### [Written instruction]
Your task is to copy the listing exactly, with the pictures left out.
*** Supplied records
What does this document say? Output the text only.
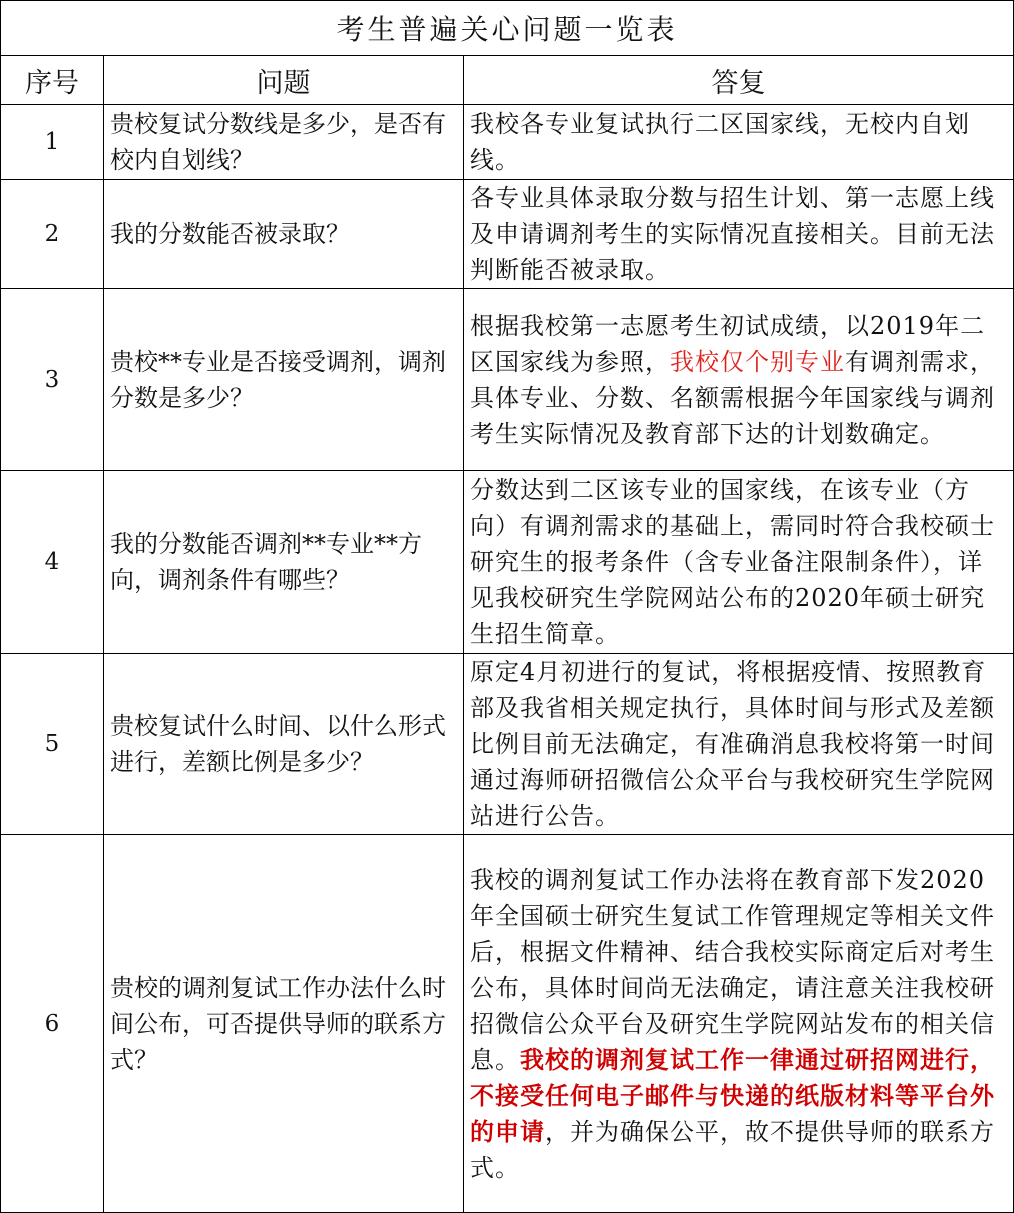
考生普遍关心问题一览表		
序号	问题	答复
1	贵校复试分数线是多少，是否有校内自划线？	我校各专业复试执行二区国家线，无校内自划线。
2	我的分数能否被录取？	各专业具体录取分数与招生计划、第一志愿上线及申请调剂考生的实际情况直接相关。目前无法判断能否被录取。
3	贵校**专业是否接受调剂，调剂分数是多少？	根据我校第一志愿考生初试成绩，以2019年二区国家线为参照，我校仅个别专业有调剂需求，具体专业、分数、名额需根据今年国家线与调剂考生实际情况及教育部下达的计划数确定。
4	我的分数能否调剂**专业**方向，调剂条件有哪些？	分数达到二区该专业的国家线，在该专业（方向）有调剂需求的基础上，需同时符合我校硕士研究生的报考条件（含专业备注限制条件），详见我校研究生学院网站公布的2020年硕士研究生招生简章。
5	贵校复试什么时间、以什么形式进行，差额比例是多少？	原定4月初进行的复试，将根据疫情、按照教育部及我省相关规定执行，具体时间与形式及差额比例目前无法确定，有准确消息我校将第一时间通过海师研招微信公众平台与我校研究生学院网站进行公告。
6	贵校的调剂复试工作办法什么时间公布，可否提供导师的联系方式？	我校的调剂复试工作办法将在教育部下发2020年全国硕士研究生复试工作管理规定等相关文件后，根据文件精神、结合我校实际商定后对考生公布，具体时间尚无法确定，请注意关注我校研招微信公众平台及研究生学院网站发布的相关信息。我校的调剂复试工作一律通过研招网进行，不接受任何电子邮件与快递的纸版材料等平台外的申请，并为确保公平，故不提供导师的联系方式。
******
### [Final answer]
What does this document say? Output the text only.
考生普遍关心问题一览表		
序号	问题	答复
1	贵校复试分数线是多少，是否有校内自划线？	我校各专业复试执行二区国家线，无校内自划线。
2	我的分数能否被录取？	各专业具体录取分数与招生计划、第一志愿上线及申请调剂考生的实际情况直接相关。目前无法判断能否被录取。
3	贵校**专业是否接受调剂，调剂分数是多少？	根据我校第一志愿考生初试成绩，以2019年二区国家线为参照，我校仅个别专业有调剂需求，具体专业、分数、名额需根据今年国家线与调剂考生实际情况及教育部下达的计划数确定。
4	我的分数能否调剂**专业**方向，调剂条件有哪些？	分数达到二区该专业的国家线，在该专业（方向）有调剂需求的基础上，需同时符合我校硕士研究生的报考条件（含专业备注限制条件），详见我校研究生学院网站公布的2020年硕士研究生招生简章。
5	贵校复试什么时间、以什么形式进行，差额比例是多少？	原定4月初进行的复试，将根据疫情、按照教育部及我省相关规定执行，具体时间与形式及差额比例目前无法确定，有准确消息我校将第一时间通过海师研招微信公众平台与我校研究生学院网站进行公告。
6	贵校的调剂复试工作办法什么时间公布，可否提供导师的联系方式？	我校的调剂复试工作办法将在教育部下发2020年全国硕士研究生复试工作管理规定等相关文件后，根据文件精神、结合我校实际商定后对考生公布，具体时间尚无法确定，请注意关注我校研招微信公众平台及研究生学院网站发布的相关信息。我校的调剂复试工作一律通过研招网进行，不接受任何电子邮件与快递的纸版材料等平台外的申请，并为确保公平，故不提供导师的联系方式。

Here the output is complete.